Rows from a figure dataset:
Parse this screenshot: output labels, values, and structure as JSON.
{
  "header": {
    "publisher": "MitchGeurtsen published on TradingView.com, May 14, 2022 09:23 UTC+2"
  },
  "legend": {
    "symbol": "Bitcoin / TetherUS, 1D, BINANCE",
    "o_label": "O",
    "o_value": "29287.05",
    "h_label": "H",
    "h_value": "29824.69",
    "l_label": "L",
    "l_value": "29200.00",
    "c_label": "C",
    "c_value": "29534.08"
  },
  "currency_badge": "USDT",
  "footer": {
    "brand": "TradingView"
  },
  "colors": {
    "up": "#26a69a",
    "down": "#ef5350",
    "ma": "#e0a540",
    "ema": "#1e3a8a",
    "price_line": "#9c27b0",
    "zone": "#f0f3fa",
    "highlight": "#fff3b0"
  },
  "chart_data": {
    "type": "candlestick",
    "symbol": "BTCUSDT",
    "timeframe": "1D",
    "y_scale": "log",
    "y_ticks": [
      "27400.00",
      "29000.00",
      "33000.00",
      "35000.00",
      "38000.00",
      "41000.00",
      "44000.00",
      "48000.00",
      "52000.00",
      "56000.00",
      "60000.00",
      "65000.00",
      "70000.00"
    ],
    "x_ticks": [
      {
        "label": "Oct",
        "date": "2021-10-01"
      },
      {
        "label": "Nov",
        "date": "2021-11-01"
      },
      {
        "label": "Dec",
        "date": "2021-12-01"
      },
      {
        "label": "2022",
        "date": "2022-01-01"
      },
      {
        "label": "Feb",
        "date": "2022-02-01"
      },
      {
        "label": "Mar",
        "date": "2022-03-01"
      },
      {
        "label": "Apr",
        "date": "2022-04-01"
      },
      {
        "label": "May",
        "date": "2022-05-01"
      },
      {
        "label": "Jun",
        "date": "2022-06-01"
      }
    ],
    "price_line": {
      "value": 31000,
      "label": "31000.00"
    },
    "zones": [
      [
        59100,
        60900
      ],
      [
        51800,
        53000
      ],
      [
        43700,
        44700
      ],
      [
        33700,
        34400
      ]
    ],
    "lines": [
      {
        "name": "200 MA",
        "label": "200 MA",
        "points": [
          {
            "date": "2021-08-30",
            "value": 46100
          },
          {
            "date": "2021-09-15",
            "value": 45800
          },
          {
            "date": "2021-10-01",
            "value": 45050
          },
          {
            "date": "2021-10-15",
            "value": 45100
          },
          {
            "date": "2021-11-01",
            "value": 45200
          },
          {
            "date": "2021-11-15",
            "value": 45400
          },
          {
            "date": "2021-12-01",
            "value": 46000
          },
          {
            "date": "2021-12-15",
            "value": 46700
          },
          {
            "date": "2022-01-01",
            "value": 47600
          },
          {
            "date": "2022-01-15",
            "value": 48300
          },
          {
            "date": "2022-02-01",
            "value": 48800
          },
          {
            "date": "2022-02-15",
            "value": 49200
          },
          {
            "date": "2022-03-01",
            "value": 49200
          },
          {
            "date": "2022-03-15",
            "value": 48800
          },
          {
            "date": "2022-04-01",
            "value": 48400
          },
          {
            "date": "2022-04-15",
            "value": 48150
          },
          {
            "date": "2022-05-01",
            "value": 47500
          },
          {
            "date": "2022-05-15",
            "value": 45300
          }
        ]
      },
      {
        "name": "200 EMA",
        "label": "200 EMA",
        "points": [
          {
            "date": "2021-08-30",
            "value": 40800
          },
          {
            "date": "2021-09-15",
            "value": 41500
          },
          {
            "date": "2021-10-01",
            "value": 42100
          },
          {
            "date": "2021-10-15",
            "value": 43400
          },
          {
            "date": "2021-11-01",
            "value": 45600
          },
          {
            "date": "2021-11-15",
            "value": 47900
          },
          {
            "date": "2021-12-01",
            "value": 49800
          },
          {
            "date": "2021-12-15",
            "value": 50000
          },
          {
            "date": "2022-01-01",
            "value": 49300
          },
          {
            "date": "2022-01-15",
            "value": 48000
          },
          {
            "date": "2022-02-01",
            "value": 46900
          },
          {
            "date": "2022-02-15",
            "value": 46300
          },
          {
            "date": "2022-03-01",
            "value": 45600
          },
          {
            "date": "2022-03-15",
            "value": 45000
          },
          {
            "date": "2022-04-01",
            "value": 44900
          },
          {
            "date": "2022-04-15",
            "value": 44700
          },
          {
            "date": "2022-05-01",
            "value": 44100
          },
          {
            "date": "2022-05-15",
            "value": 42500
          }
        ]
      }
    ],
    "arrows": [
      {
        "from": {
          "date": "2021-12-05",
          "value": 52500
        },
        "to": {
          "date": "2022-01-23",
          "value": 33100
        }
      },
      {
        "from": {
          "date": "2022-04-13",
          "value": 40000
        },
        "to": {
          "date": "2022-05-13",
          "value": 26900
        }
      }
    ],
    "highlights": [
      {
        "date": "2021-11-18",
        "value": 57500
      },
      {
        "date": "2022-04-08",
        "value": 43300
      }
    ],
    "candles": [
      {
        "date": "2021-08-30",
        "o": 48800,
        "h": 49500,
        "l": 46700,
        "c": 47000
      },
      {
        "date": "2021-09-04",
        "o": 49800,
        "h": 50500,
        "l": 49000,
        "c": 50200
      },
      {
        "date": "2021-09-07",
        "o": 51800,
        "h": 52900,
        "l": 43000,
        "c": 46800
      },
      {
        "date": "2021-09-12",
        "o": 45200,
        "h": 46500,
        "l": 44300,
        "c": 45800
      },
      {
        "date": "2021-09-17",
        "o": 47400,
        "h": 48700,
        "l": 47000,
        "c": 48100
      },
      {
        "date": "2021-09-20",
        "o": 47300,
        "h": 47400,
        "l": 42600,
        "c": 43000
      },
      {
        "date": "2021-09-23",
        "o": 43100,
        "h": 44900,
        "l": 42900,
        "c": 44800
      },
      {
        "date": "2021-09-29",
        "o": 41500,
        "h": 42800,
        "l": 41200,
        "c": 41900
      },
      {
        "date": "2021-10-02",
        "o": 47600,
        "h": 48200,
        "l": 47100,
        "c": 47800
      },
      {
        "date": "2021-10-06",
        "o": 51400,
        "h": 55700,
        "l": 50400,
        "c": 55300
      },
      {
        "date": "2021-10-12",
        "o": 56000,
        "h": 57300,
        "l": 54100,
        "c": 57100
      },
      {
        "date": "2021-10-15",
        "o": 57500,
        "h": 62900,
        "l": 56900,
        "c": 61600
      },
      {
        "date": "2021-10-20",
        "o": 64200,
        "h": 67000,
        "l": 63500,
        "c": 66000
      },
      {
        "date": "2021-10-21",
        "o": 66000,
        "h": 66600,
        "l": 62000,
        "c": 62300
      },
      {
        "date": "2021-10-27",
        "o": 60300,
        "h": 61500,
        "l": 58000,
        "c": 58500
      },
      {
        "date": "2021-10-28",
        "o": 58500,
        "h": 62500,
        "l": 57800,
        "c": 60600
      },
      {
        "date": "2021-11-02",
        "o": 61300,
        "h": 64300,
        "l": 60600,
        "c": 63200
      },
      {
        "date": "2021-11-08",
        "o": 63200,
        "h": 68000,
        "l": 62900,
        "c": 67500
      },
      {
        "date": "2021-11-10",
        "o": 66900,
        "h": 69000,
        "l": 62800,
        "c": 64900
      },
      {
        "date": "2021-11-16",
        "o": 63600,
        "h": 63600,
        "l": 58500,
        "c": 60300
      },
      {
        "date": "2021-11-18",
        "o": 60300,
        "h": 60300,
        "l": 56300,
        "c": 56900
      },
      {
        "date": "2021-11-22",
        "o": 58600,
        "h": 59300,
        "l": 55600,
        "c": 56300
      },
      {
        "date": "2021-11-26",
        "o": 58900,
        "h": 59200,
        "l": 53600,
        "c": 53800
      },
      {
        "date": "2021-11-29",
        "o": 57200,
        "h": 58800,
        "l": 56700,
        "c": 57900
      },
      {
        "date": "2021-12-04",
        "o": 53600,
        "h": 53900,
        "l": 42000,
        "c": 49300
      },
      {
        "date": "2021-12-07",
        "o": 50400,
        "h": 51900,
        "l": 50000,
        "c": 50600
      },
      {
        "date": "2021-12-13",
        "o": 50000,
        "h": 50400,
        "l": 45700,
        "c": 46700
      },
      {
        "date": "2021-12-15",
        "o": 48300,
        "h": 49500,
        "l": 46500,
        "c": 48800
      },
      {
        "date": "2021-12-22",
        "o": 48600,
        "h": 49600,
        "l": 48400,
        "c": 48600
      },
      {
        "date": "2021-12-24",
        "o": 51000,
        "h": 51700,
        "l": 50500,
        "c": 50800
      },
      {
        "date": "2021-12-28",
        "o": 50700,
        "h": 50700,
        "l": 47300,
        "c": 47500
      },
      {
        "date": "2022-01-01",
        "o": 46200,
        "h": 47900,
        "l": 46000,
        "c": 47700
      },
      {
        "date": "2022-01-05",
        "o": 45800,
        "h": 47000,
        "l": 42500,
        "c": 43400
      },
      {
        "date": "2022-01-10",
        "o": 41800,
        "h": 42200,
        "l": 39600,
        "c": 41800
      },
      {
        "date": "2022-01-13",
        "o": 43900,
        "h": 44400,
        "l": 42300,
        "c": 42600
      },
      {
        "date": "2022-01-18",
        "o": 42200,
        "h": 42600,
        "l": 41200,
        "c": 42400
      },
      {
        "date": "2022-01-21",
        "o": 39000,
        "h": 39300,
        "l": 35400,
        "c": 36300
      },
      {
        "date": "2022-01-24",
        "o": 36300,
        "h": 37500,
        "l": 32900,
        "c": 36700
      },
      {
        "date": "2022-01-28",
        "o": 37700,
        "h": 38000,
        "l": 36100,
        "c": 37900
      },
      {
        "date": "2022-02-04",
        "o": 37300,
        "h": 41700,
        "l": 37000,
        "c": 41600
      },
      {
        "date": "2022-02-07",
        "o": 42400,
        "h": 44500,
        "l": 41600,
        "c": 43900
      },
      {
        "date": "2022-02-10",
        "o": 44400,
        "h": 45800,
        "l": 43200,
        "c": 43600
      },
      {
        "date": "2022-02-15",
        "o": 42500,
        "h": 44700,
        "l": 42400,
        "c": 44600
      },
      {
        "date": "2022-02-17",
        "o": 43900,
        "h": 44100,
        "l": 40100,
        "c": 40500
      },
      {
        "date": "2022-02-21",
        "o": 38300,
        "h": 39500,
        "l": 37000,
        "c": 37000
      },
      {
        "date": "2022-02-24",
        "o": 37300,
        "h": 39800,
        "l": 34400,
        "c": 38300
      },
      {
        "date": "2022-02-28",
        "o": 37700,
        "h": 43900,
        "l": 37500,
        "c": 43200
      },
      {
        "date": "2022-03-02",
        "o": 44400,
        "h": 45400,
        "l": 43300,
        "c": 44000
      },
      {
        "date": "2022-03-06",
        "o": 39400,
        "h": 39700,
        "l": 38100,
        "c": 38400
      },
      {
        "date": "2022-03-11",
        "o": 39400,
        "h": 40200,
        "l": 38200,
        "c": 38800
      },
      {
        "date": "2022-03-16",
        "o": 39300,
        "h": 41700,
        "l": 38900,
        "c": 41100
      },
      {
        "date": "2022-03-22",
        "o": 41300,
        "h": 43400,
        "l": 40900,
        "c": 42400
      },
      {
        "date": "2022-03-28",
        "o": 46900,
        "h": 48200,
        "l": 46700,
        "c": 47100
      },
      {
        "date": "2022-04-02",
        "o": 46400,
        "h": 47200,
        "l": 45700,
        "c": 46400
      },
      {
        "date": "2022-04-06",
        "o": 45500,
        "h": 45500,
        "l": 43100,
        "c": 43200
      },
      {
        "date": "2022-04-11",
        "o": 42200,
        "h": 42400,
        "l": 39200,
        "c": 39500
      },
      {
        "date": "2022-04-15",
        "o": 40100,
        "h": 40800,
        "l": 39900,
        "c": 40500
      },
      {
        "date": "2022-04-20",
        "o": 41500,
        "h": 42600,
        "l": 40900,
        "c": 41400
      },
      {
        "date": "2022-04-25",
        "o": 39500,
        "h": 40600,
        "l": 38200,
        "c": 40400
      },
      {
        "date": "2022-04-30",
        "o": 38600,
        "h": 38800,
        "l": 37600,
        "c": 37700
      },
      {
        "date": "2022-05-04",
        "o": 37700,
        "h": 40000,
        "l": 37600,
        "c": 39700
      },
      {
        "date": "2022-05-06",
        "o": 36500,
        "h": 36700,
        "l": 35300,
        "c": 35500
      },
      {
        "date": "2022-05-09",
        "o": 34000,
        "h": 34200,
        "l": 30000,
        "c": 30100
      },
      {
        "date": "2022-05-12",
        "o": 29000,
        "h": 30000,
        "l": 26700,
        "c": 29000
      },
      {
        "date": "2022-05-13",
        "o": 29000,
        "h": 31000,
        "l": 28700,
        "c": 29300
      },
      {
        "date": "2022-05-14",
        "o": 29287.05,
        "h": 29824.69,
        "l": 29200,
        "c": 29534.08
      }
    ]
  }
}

▶ **REQUIREMENT**:
Give the number of lines containing the word "symbol". No other answer is needed.

▶ **ANSWER TO THIS PROBLEM**:
2